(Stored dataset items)
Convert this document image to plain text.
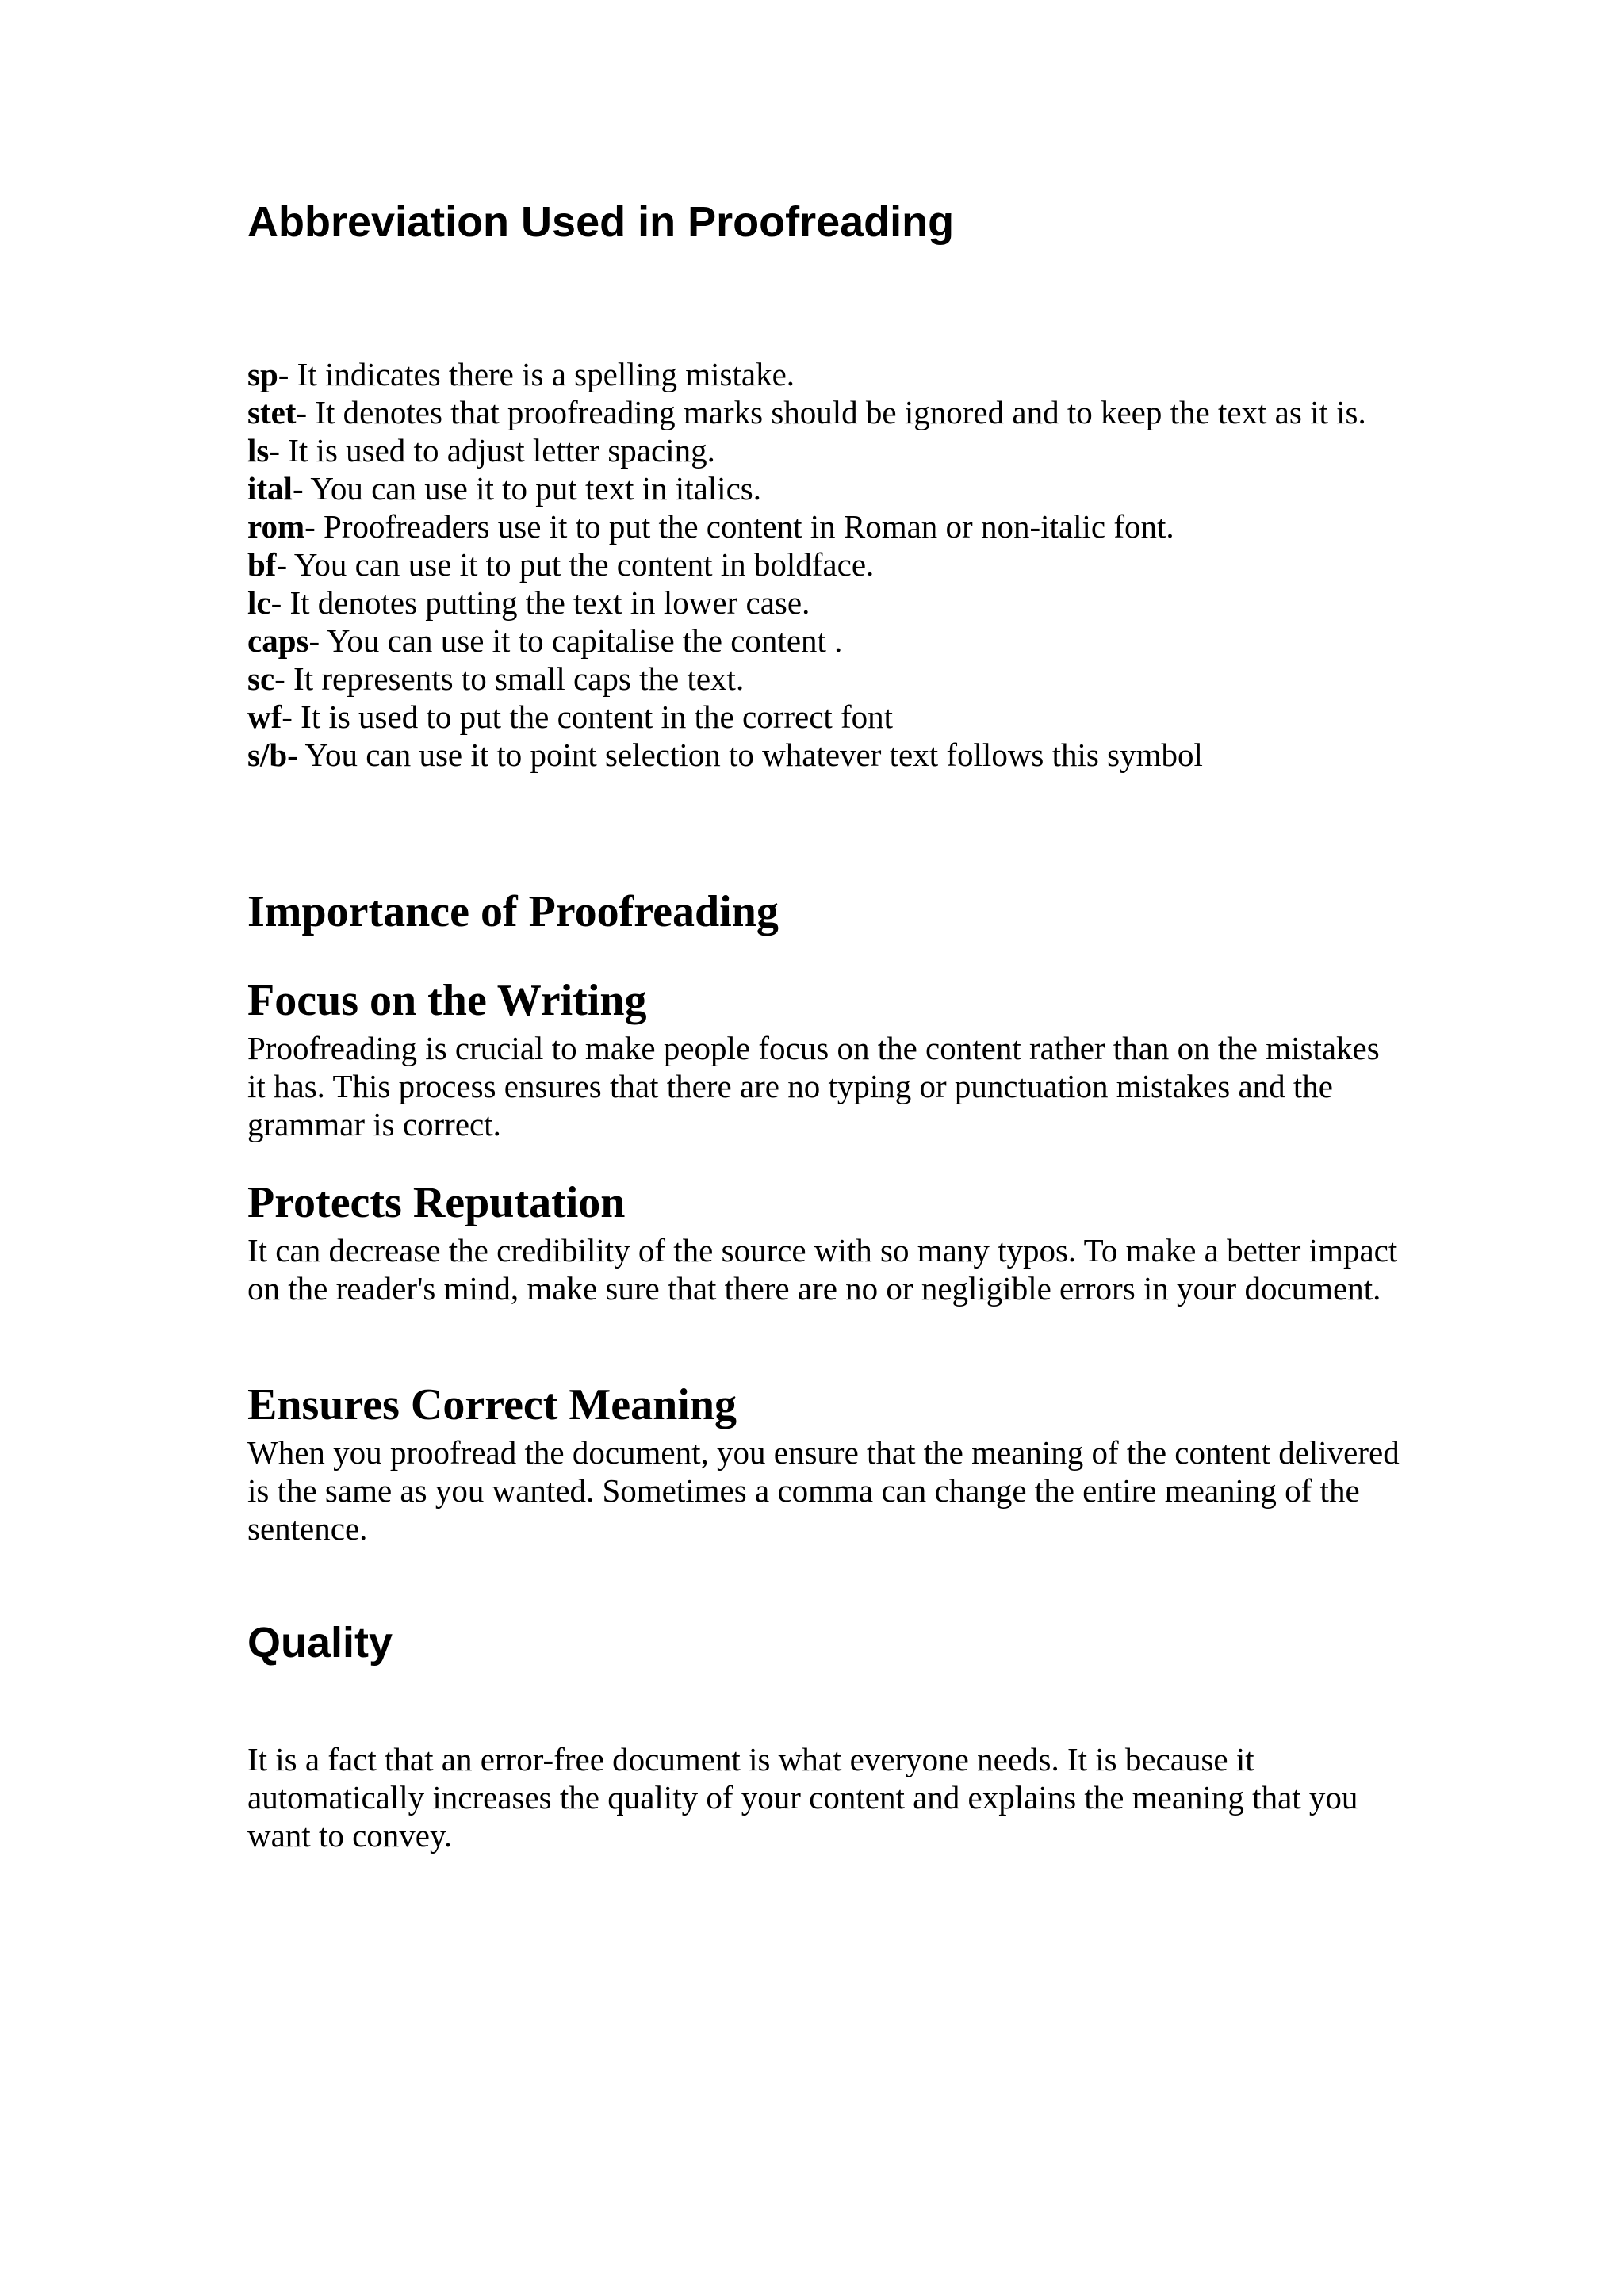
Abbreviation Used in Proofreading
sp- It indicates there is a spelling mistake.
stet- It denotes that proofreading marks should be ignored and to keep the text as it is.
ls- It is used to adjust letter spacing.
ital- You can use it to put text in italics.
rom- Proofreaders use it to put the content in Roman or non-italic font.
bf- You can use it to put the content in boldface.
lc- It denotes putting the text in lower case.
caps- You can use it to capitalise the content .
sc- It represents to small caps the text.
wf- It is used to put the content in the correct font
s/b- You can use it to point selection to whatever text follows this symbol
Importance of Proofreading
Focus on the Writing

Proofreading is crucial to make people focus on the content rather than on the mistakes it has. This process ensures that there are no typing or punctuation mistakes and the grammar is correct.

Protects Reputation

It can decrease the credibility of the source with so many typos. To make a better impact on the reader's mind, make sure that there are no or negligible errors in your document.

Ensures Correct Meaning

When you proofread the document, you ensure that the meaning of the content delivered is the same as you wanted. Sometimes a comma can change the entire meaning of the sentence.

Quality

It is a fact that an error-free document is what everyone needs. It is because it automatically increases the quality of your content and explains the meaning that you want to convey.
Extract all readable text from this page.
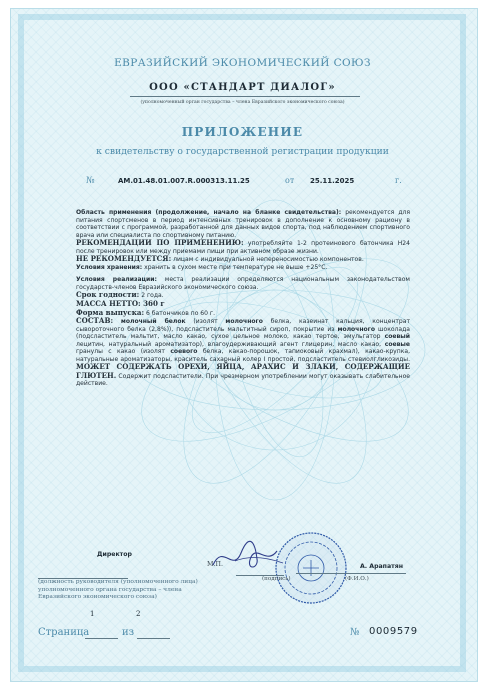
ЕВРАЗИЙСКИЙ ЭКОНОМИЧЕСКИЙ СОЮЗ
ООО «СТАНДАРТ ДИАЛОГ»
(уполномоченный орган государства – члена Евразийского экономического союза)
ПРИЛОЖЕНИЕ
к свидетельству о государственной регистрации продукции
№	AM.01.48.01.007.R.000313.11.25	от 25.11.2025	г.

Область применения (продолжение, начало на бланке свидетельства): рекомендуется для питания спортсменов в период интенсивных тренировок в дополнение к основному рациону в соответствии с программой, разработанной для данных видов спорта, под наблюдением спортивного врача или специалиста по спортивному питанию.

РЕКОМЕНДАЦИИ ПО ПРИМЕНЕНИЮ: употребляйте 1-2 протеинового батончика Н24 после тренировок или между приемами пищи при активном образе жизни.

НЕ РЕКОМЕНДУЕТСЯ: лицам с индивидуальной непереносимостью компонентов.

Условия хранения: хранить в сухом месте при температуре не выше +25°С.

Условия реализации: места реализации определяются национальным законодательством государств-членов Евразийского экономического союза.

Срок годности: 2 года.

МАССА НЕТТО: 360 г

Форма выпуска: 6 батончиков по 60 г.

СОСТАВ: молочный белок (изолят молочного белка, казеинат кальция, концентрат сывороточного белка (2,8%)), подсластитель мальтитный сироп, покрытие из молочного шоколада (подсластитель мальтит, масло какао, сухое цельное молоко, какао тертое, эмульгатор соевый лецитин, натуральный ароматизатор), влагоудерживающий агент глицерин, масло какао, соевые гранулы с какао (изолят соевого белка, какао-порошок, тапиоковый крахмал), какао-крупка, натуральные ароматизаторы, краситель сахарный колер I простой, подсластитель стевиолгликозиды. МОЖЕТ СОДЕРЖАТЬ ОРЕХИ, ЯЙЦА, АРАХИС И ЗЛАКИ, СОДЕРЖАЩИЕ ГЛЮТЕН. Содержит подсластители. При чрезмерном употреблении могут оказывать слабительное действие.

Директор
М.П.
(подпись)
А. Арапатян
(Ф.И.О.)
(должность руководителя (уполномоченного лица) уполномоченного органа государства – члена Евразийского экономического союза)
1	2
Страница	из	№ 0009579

**Exercise objective**: Exclude every picture and copy the remaining data exactly.

**The response**:
Convert this document image to plain text.
Abbreviation Used in Proofreading
sp- It indicates there is a spelling mistake.
stet- It denotes that proofreading marks should be ignored and to keep the text as it is.
ls- It is used to adjust letter spacing.
ital- You can use it to put text in italics.
rom- Proofreaders use it to put the content in Roman or non-italic font.
bf- You can use it to put the content in boldface.
lc- It denotes putting the text in lower case.
caps- You can use it to capitalise the content .
sc- It represents to small caps the text.
wf- It is used to put the content in the correct font
s/b- You can use it to point selection to whatever text follows this symbol
Importance of Proofreading
Focus on the Writing

Proofreading is crucial to make people focus on the content rather than on the mistakes it has. This process ensures that there are no typing or punctuation mistakes and the grammar is correct.

Protects Reputation

It can decrease the credibility of the source with so many typos. To make a better impact on the reader's mind, make sure that there are no or negligible errors in your document.

Ensures Correct Meaning

When you proofread the document, you ensure that the meaning of the content delivered is the same as you wanted. Sometimes a comma can change the entire meaning of the sentence.

Quality

It is a fact that an error-free document is what everyone needs. It is because it automatically increases the quality of your content and explains the meaning that you want to convey.
Extract all readable text from this page.
ЕВРАЗИЙСКИЙ ЭКОНОМИЧЕСКИЙ СОЮЗ
ООО «СТАНДАРТ ДИАЛОГ»
(уполномоченный орган государства – члена Евразийского экономического союза)
ПРИЛОЖЕНИЕ
к свидетельству о государственной регистрации продукции
№	AM.01.48.01.007.R.000313.11.25	от 25.11.2025	г.

Область применения (продолжение, начало на бланке свидетельства): рекомендуется для питания спортсменов в период интенсивных тренировок в дополнение к основному рациону в соответствии с программой, разработанной для данных видов спорта, под наблюдением спортивного врача или специалиста по спортивному питанию.

РЕКОМЕНДАЦИИ ПО ПРИМЕНЕНИЮ: употребляйте 1-2 протеинового батончика Н24 после тренировок или между приемами пищи при активном образе жизни.

НЕ РЕКОМЕНДУЕТСЯ: лицам с индивидуальной непереносимостью компонентов.

Условия хранения: хранить в сухом месте при температуре не выше +25°С.

Условия реализации: места реализации определяются национальным законодательством государств-членов Евразийского экономического союза.

Срок годности: 2 года.

МАССА НЕТТО: 360 г

Форма выпуска: 6 батончиков по 60 г.

СОСТАВ: молочный белок (изолят молочного белка, казеинат кальция, концентрат сывороточного белка (2,8%)), подсластитель мальтитный сироп, покрытие из молочного шоколада (подсластитель мальтит, масло какао, сухое цельное молоко, какао тертое, эмульгатор соевый лецитин, натуральный ароматизатор), влагоудерживающий агент глицерин, масло какао, соевые гранулы с какао (изолят соевого белка, какао-порошок, тапиоковый крахмал), какао-крупка, натуральные ароматизаторы, краситель сахарный колер I простой, подсластитель стевиолгликозиды. МОЖЕТ СОДЕРЖАТЬ ОРЕХИ, ЯЙЦА, АРАХИС И ЗЛАКИ, СОДЕРЖАЩИЕ ГЛЮТЕН. Содержит подсластители. При чрезмерном употреблении могут оказывать слабительное действие.

Директор
М.П.
(подпись)
А. Арапатян
(Ф.И.О.)
(должность руководителя (уполномоченного лица) уполномоченного органа государства – члена Евразийского экономического союза)
1	2
Страница	из	№ 0009579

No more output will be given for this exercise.